[Voci di dati]
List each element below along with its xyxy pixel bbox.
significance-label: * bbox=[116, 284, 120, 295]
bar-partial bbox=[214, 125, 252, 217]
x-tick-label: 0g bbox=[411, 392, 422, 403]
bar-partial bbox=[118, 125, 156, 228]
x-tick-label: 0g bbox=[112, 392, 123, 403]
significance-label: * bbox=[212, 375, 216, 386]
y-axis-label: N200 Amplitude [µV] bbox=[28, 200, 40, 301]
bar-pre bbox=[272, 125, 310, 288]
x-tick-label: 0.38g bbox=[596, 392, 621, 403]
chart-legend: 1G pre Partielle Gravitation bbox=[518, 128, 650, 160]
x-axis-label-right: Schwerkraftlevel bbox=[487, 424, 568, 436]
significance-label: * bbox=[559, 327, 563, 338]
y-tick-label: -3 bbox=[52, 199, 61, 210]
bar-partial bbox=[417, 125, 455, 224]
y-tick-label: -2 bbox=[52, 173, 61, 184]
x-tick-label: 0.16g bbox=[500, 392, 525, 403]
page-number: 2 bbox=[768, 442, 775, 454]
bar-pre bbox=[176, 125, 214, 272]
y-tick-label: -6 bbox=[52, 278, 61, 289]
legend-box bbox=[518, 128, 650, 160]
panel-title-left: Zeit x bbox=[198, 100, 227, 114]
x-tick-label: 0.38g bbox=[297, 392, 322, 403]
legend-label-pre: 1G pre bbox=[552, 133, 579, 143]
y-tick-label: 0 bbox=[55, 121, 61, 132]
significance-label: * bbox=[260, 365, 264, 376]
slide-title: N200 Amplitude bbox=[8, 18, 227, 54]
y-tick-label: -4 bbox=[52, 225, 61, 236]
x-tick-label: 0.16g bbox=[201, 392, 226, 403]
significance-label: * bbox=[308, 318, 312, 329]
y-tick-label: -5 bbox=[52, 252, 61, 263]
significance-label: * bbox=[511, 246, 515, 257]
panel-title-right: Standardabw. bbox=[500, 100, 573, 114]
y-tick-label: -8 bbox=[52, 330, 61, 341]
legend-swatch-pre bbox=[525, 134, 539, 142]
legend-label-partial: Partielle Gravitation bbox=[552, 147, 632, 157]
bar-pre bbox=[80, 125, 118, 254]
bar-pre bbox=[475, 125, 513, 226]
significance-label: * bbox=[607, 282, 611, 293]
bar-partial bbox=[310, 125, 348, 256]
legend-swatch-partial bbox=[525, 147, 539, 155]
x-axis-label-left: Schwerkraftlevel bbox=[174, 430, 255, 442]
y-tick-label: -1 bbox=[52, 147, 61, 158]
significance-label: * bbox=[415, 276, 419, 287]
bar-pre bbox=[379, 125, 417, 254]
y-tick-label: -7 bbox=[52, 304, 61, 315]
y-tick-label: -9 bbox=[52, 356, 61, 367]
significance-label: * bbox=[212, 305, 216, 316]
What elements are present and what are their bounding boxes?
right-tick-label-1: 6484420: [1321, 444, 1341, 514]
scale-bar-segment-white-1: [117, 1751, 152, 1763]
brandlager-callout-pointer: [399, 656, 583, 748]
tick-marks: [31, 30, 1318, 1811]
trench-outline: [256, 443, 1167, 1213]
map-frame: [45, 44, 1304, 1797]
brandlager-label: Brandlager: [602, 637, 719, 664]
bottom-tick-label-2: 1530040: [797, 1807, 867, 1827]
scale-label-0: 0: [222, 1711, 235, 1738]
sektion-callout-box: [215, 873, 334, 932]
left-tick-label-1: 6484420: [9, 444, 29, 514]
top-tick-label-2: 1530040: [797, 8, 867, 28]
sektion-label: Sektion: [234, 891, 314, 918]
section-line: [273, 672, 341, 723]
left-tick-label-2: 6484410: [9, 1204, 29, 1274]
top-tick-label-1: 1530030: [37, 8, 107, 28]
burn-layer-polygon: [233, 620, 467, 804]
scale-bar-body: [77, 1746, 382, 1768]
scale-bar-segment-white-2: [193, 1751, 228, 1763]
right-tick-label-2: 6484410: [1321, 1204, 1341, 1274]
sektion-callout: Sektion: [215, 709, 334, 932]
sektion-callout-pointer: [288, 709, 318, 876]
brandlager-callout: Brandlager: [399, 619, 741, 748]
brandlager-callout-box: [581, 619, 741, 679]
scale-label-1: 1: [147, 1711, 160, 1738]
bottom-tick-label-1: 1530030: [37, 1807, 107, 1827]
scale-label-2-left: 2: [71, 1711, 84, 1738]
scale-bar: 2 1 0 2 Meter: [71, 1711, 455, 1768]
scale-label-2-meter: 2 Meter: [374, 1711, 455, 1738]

- **COMPITO DA SVOLGERE**:
Sostituisci "Schwerkraftlevel" con "Gravitationsniveau" nelle righe del materiale che vanno dall'inizio fino alla riga con "bar-pre bbox=[80, 125, 118, 254]", inclusa, lasciando tutto il resto invariato. Riporta soltanto queste righe.

- **RISPOSTA SCRITTA**:
List each element below along with its xyxy pixel bbox.
significance-label: * bbox=[116, 284, 120, 295]
bar-partial bbox=[214, 125, 252, 217]
x-tick-label: 0g bbox=[411, 392, 422, 403]
bar-partial bbox=[118, 125, 156, 228]
x-tick-label: 0g bbox=[112, 392, 123, 403]
significance-label: * bbox=[212, 375, 216, 386]
y-axis-label: N200 Amplitude [µV] bbox=[28, 200, 40, 301]
bar-pre bbox=[272, 125, 310, 288]
x-tick-label: 0.38g bbox=[596, 392, 621, 403]
chart-legend: 1G pre Partielle Gravitation bbox=[518, 128, 650, 160]
x-axis-label-right: Gravitationsniveau bbox=[487, 424, 568, 436]
significance-label: * bbox=[559, 327, 563, 338]
y-tick-label: -3 bbox=[52, 199, 61, 210]
bar-partial bbox=[417, 125, 455, 224]
y-tick-label: -2 bbox=[52, 173, 61, 184]
x-tick-label: 0.16g bbox=[500, 392, 525, 403]
page-number: 2 bbox=[768, 442, 775, 454]
bar-pre bbox=[176, 125, 214, 272]
y-tick-label: -6 bbox=[52, 278, 61, 289]
legend-box bbox=[518, 128, 650, 160]
panel-title-left: Zeit x bbox=[198, 100, 227, 114]
x-tick-label: 0.38g bbox=[297, 392, 322, 403]
legend-label-pre: 1G pre bbox=[552, 133, 579, 143]
y-tick-label: 0 bbox=[55, 121, 61, 132]
significance-label: * bbox=[260, 365, 264, 376]
slide-title: N200 Amplitude bbox=[8, 18, 227, 54]
y-tick-label: -4 bbox=[52, 225, 61, 236]
x-tick-label: 0.16g bbox=[201, 392, 226, 403]
significance-label: * bbox=[308, 318, 312, 329]
y-tick-label: -5 bbox=[52, 252, 61, 263]
significance-label: * bbox=[511, 246, 515, 257]
panel-title-right: Standardabw. bbox=[500, 100, 573, 114]
y-tick-label: -8 bbox=[52, 330, 61, 341]
legend-swatch-pre bbox=[525, 134, 539, 142]
legend-label-partial: Partielle Gravitation bbox=[552, 147, 632, 157]
bar-pre bbox=[80, 125, 118, 254]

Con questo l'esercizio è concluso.